» Work required
Please transcribe the listing below in full and word for word, without its pictures.

***** Data to use *****

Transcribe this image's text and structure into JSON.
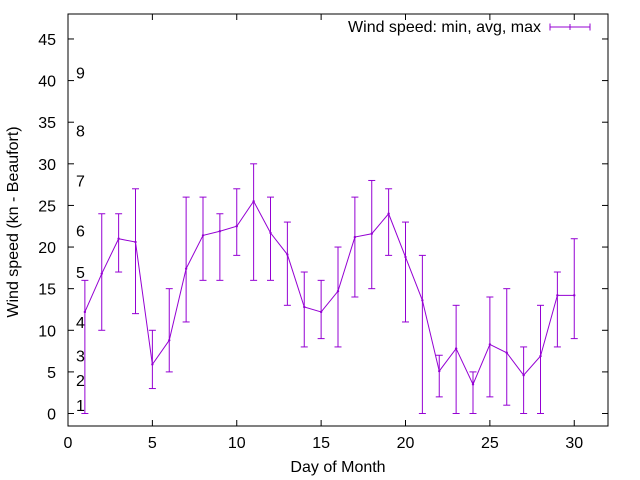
{
  "chart_data": {
    "type": "line",
    "title": "",
    "xlabel": "Day of Month",
    "ylabel": "Wind speed (kn - Beaufort)",
    "xlim": [
      0,
      32
    ],
    "ylim": [
      -1.5,
      48
    ],
    "xticks": [
      0,
      5,
      10,
      15,
      20,
      25,
      30
    ],
    "yticks": [
      0,
      5,
      10,
      15,
      20,
      25,
      30,
      35,
      40,
      45
    ],
    "grid": false,
    "legend_position": "top-right",
    "colors": {
      "series": "#9400D3",
      "axis": "#000000"
    },
    "beaufort_labels": [
      {
        "label": "1",
        "y": 1
      },
      {
        "label": "2",
        "y": 4
      },
      {
        "label": "3",
        "y": 7
      },
      {
        "label": "4",
        "y": 11
      },
      {
        "label": "5",
        "y": 17
      },
      {
        "label": "6",
        "y": 22
      },
      {
        "label": "7",
        "y": 28
      },
      {
        "label": "8",
        "y": 34
      },
      {
        "label": "9",
        "y": 41
      }
    ],
    "series": [
      {
        "name": "Wind speed: min, avg, max",
        "x": [
          1,
          2,
          3,
          4,
          5,
          6,
          7,
          8,
          9,
          10,
          11,
          12,
          13,
          14,
          15,
          16,
          17,
          18,
          19,
          20,
          21,
          22,
          23,
          24,
          25,
          26,
          27,
          28,
          29,
          30
        ],
        "avg": [
          12.2,
          16.8,
          21.0,
          20.6,
          5.9,
          8.8,
          17.4,
          21.4,
          21.9,
          22.5,
          25.5,
          21.7,
          19.1,
          12.8,
          12.2,
          14.7,
          21.2,
          21.6,
          24.0,
          18.8,
          13.6,
          5.1,
          7.8,
          3.5,
          8.3,
          7.3,
          4.6,
          6.9,
          14.2,
          14.2
        ],
        "min": [
          0,
          10,
          17,
          12,
          3,
          5,
          11,
          16,
          16,
          19,
          16,
          16,
          13,
          8,
          9,
          8,
          14,
          15,
          19,
          11,
          0,
          2,
          0,
          0,
          2,
          1,
          0,
          0,
          8,
          9
        ],
        "max": [
          16,
          24,
          24,
          27,
          10,
          15,
          26,
          26,
          24,
          27,
          30,
          26,
          23,
          17,
          16,
          20,
          26,
          28,
          27,
          23,
          19,
          7,
          13,
          5,
          14,
          15,
          8,
          13,
          17,
          21
        ]
      }
    ]
  }
}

*****

» Result of the task
Transcribe this image's text and structure into JSON.
{
  "chart_data": {
    "type": "line",
    "title": "",
    "xlabel": "Day of Month",
    "ylabel": "Wind speed (kn - Beaufort)",
    "xlim": [
      0,
      32
    ],
    "ylim": [
      -1.5,
      48
    ],
    "xticks": [
      0,
      5,
      10,
      15,
      20,
      25,
      30
    ],
    "yticks": [
      0,
      5,
      10,
      15,
      20,
      25,
      30,
      35,
      40,
      45
    ],
    "grid": false,
    "legend_position": "top-right",
    "colors": {
      "series": "#9400D3",
      "axis": "#000000"
    },
    "beaufort_labels": [
      {
        "label": "1",
        "y": 1
      },
      {
        "label": "2",
        "y": 4
      },
      {
        "label": "3",
        "y": 7
      },
      {
        "label": "4",
        "y": 11
      },
      {
        "label": "5",
        "y": 17
      },
      {
        "label": "6",
        "y": 22
      },
      {
        "label": "7",
        "y": 28
      },
      {
        "label": "8",
        "y": 34
      },
      {
        "label": "9",
        "y": 41
      }
    ],
    "series": [
      {
        "name": "Wind speed: min, avg, max",
        "x": [
          1,
          2,
          3,
          4,
          5,
          6,
          7,
          8,
          9,
          10,
          11,
          12,
          13,
          14,
          15,
          16,
          17,
          18,
          19,
          20,
          21,
          22,
          23,
          24,
          25,
          26,
          27,
          28,
          29,
          30
        ],
        "avg": [
          12.2,
          16.8,
          21.0,
          20.6,
          5.9,
          8.8,
          17.4,
          21.4,
          21.9,
          22.5,
          25.5,
          21.7,
          19.1,
          12.8,
          12.2,
          14.7,
          21.2,
          21.6,
          24.0,
          18.8,
          13.6,
          5.1,
          7.8,
          3.5,
          8.3,
          7.3,
          4.6,
          6.9,
          14.2,
          14.2
        ],
        "min": [
          0,
          10,
          17,
          12,
          3,
          5,
          11,
          16,
          16,
          19,
          16,
          16,
          13,
          8,
          9,
          8,
          14,
          15,
          19,
          11,
          0,
          2,
          0,
          0,
          2,
          1,
          0,
          0,
          8,
          9
        ],
        "max": [
          16,
          24,
          24,
          27,
          10,
          15,
          26,
          26,
          24,
          27,
          30,
          26,
          23,
          17,
          16,
          20,
          26,
          28,
          27,
          23,
          19,
          7,
          13,
          5,
          14,
          15,
          8,
          13,
          17,
          21
        ]
      }
    ]
  }
}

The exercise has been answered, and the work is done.